The problem ▸
Retype each record below word for word. Leave the pictures out.

Begin Entries supplied

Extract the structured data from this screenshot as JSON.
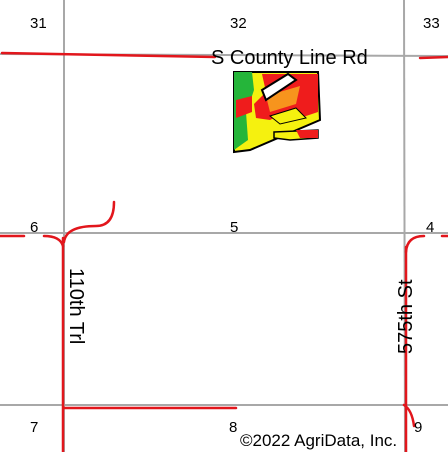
{
  "section_numbers": {
    "s31": "31",
    "s32": "32",
    "s33": "33",
    "s6": "6",
    "s5": "5",
    "s4": "4",
    "s7": "7",
    "s8": "8",
    "s9": "9"
  },
  "roads": {
    "county_line": "S County Line Rd",
    "road_110th": "110th Trl",
    "road_575th": "575th St"
  },
  "copyright": "©2022 AgriData, Inc.",
  "colors": {
    "road_red": "#e2161c",
    "section_gray": "#a8a8a8",
    "soil_red": "#ef1c1c",
    "soil_orange": "#f7941d",
    "soil_yellow": "#f5f10f",
    "soil_green": "#25b53a"
  }
}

End Entries supplied

Exercise response ▸
Extract the structured data from this screenshot as JSON.
{
  "section_numbers": {
    "s31": "31",
    "s32": "32",
    "s33": "33",
    "s6": "6",
    "s5": "5",
    "s4": "4",
    "s7": "7",
    "s8": "8",
    "s9": "9"
  },
  "roads": {
    "county_line": "S County Line Rd",
    "road_110th": "110th Trl",
    "road_575th": "575th St"
  },
  "copyright": "©2022 AgriData, Inc.",
  "colors": {
    "road_red": "#e2161c",
    "section_gray": "#a8a8a8",
    "soil_red": "#ef1c1c",
    "soil_orange": "#f7941d",
    "soil_yellow": "#f5f10f",
    "soil_green": "#25b53a"
  }
}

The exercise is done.